Document segment
++++++++++
Princess of Taungtha
- King: King Tharrawaddy
- Born: Khin Min Kauk unknown Ava
- Died: 1888
- Spouse: Mindon Min
- Issue: Legaing Mintha; Mingin Supaya; Pyinzi Supaya;

Regnal name
- Thiri Mahar Thu Mingalar Sandar Dewi
- House: Konbaung
- Father: Tharrawaddy Min
- Mother: Kyapin Mibaya
- Religion: Theravada Buddhism

= Magway Mibaya =

Thiri Mahar Thu Mingalar Sandar Dewi (သီရိမဟာ သုမင်္ဂလာ စန္ဒာဒေဝီ; Sīrimahā sumaṅgalā candādevī), commonly known as Magway Mibaya (မကွေးမိဖုရား), was a senior queen consort of King Mindon during the late Konbaung dynasty.

She was a daughter of King Tharrawaddy and his consort Kyapin Mibaya. She was a Princess of Taungtha during the reign of her father. Being a half-sister of King Mindon, she was promoted to a Nanzwe Mibaya and received the appanage of Magway when he ascended the throne.
++++++++++
Exercise aim
Pick up the account of Magway Mibaya after its last sentence and carry it forward.

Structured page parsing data
++++++++++
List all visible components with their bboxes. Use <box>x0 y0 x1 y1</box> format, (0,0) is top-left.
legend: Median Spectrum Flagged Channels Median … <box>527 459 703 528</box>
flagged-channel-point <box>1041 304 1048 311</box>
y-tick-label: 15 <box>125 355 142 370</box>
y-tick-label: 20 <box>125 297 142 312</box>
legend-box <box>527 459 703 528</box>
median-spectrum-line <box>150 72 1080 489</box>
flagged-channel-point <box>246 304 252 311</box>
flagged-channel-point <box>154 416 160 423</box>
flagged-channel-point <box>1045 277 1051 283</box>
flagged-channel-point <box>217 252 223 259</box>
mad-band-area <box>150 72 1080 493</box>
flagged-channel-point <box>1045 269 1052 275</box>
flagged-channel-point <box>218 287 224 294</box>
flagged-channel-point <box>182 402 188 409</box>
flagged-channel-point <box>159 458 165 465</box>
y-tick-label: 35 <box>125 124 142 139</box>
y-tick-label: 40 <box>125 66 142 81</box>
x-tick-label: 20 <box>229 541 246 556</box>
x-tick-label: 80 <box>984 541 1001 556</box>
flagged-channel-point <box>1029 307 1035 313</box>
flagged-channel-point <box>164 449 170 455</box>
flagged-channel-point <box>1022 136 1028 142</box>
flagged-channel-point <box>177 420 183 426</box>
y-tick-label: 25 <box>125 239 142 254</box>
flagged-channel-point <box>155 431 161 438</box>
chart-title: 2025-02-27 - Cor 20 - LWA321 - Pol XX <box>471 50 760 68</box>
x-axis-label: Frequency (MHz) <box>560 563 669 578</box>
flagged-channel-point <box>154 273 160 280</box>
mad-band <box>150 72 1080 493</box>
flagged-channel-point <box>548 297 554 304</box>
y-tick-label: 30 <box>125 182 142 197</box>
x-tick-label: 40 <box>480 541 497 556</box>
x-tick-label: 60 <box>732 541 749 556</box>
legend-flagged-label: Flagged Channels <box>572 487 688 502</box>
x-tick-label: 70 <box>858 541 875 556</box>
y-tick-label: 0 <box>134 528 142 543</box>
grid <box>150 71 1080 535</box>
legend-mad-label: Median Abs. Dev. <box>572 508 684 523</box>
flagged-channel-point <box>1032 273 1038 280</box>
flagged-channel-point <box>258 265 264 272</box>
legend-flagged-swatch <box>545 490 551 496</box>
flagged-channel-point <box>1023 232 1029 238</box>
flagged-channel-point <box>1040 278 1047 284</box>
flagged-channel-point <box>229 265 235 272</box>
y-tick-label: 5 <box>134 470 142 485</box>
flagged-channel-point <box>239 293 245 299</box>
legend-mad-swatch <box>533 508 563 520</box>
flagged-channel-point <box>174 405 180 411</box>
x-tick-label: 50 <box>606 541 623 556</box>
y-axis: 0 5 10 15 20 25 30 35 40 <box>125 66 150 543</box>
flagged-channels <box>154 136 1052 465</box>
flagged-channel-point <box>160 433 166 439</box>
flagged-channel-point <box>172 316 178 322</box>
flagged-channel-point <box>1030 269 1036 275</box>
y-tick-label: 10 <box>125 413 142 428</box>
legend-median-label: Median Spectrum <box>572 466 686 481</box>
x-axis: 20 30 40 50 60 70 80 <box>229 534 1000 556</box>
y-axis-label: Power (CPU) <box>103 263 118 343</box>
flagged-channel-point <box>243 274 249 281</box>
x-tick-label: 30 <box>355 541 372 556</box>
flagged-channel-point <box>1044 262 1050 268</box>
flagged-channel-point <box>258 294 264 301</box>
++++++++++
Written response
King Mindon and Magway Mibaya gave birth to Mingin Supaya and Pyinzi Supaya.

She was not compatible with the Queen of the Central Palace Hsinbyumashin. After securing permission from King Mindon, to avoid the beset caused by Hsinbyumashin faction in the palace, she relinquished her insignia of Mibaya to leave the palace and married an ordinary merchant.